» Set problem: Reproduce the listing word for word, starting at its first line and stopping after the line that contains "y-tick-label: 35000 ₽ [21, 451, 112, 476]".

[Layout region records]
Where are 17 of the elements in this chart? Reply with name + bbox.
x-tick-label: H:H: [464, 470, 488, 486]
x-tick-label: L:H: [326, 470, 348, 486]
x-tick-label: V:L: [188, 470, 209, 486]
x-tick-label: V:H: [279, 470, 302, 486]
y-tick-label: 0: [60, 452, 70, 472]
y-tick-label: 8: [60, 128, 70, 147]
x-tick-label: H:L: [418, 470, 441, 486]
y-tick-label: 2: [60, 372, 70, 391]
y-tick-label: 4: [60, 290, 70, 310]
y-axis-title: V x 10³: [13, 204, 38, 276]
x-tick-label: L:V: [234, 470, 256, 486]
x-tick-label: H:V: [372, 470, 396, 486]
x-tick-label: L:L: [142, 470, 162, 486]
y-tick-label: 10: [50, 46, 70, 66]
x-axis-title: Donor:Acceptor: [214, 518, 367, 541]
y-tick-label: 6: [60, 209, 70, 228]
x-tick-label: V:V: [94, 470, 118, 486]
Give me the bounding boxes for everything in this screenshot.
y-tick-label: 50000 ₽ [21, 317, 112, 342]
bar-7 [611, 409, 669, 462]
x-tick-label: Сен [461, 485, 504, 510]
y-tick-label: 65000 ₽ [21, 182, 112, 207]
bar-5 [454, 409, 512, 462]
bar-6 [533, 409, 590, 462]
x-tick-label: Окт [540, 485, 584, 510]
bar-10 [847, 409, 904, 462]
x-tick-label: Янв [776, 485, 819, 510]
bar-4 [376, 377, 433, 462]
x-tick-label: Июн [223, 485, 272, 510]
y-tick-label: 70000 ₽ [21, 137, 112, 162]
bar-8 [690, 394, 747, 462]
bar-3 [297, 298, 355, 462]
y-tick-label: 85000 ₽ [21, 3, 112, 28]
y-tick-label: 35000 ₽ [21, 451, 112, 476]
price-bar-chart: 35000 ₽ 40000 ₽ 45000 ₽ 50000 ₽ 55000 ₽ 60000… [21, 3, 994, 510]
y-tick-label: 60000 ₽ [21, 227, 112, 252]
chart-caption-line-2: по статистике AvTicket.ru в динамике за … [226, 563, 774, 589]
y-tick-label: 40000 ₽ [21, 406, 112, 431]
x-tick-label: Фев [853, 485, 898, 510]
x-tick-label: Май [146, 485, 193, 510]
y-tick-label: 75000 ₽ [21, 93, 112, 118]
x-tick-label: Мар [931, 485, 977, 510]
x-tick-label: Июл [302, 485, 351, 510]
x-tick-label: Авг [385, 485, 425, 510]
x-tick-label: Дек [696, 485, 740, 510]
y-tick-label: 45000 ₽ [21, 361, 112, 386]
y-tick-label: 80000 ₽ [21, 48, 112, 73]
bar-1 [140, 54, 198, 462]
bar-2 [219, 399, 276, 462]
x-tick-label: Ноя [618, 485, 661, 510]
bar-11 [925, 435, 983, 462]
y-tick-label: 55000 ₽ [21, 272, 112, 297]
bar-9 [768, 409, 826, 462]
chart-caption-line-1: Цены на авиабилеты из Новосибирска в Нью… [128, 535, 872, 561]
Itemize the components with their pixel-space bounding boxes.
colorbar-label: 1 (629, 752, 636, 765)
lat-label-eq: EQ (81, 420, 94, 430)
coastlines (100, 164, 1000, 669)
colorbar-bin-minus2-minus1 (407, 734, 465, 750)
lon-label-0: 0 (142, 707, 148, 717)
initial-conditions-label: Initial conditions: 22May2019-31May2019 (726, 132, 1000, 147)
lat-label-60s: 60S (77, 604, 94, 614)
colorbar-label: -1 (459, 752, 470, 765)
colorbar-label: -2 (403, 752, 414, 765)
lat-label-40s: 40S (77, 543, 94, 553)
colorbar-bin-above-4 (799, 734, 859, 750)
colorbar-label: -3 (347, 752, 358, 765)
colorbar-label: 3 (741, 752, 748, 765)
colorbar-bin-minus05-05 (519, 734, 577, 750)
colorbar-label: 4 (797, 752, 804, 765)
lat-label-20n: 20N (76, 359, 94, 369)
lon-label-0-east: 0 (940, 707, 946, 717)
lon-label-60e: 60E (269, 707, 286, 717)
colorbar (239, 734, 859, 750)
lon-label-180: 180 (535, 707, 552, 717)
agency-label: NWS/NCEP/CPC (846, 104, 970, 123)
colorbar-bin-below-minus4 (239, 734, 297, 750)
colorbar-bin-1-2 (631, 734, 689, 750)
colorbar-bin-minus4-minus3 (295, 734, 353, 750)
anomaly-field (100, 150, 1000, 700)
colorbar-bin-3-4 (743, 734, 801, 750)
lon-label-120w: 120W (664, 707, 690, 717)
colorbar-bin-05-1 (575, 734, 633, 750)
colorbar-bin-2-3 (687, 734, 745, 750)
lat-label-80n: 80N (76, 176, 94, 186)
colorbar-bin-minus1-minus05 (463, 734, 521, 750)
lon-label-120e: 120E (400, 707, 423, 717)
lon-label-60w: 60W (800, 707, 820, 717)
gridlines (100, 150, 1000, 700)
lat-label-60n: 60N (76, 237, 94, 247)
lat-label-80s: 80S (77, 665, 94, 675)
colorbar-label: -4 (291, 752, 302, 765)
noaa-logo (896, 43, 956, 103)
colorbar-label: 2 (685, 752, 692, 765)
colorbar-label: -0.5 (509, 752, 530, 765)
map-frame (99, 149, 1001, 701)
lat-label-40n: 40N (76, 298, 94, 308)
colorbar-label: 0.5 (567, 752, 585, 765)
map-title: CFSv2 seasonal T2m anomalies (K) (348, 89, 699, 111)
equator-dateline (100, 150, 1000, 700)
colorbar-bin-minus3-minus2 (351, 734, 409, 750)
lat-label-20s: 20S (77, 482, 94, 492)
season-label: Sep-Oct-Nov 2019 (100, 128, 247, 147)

» Answer to the exercise:
Where are 17 of the elements in this chart? Reply with name + bbox.
x-tick-label: H:H: [464, 470, 488, 486]
x-tick-label: L:H: [326, 470, 348, 486]
x-tick-label: V:L: [188, 470, 209, 486]
x-tick-label: V:H: [279, 470, 302, 486]
y-tick-label: 0: [60, 452, 70, 472]
y-tick-label: 8: [60, 128, 70, 147]
x-tick-label: H:L: [418, 470, 441, 486]
y-tick-label: 2: [60, 372, 70, 391]
y-tick-label: 4: [60, 290, 70, 310]
y-axis-title: V x 10³: [13, 204, 38, 276]
x-tick-label: L:V: [234, 470, 256, 486]
x-tick-label: H:V: [372, 470, 396, 486]
x-tick-label: L:L: [142, 470, 162, 486]
y-tick-label: 10: [50, 46, 70, 66]
x-axis-title: Donor:Acceptor: [214, 518, 367, 541]
y-tick-label: 6: [60, 209, 70, 228]
x-tick-label: V:V: [94, 470, 118, 486]
Give me the bounding boxes for everything in this screenshot.
y-tick-label: 50000 ₽ [21, 317, 112, 342]
bar-7 [611, 409, 669, 462]
x-tick-label: Сен [461, 485, 504, 510]
y-tick-label: 65000 ₽ [21, 182, 112, 207]
bar-5 [454, 409, 512, 462]
bar-6 [533, 409, 590, 462]
x-tick-label: Окт [540, 485, 584, 510]
bar-10 [847, 409, 904, 462]
x-tick-label: Янв [776, 485, 819, 510]
bar-4 [376, 377, 433, 462]
x-tick-label: Июн [223, 485, 272, 510]
y-tick-label: 70000 ₽ [21, 137, 112, 162]
bar-8 [690, 394, 747, 462]
bar-3 [297, 298, 355, 462]
y-tick-label: 85000 ₽ [21, 3, 112, 28]
y-tick-label: 35000 ₽ [21, 451, 112, 476]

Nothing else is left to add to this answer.